-- BEGIN --
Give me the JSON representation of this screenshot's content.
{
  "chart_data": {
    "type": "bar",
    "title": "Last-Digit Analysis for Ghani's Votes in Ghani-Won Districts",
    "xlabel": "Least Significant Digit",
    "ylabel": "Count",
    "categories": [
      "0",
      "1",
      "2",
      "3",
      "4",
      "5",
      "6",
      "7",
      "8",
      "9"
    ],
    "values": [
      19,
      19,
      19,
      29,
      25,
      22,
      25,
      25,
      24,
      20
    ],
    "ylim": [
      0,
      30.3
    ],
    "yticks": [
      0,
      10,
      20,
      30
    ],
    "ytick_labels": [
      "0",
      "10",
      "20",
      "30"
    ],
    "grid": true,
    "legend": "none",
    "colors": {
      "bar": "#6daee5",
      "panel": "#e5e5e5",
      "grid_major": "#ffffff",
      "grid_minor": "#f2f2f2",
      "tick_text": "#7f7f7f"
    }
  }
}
-- END --
Work to do:
Copy out each line exactly as written.

Exercise response:
Give me the JSON representation of this screenshot's content.
{
  "chart_data": {
    "type": "bar",
    "title": "Last-Digit Analysis for Ghani's Votes in Ghani-Won Districts",
    "xlabel": "Least Significant Digit",
    "ylabel": "Count",
    "categories": [
      "0",
      "1",
      "2",
      "3",
      "4",
      "5",
      "6",
      "7",
      "8",
      "9"
    ],
    "values": [
      19,
      19,
      19,
      29,
      25,
      22,
      25,
      25,
      24,
      20
    ],
    "ylim": [
      0,
      30.3
    ],
    "yticks": [
      0,
      10,
      20,
      30
    ],
    "ytick_labels": [
      "0",
      "10",
      "20",
      "30"
    ],
    "grid": true,
    "legend": "none",
    "colors": {
      "bar": "#6daee5",
      "panel": "#e5e5e5",
      "grid_major": "#ffffff",
      "grid_minor": "#f2f2f2",
      "tick_text": "#7f7f7f"
    }
  }
}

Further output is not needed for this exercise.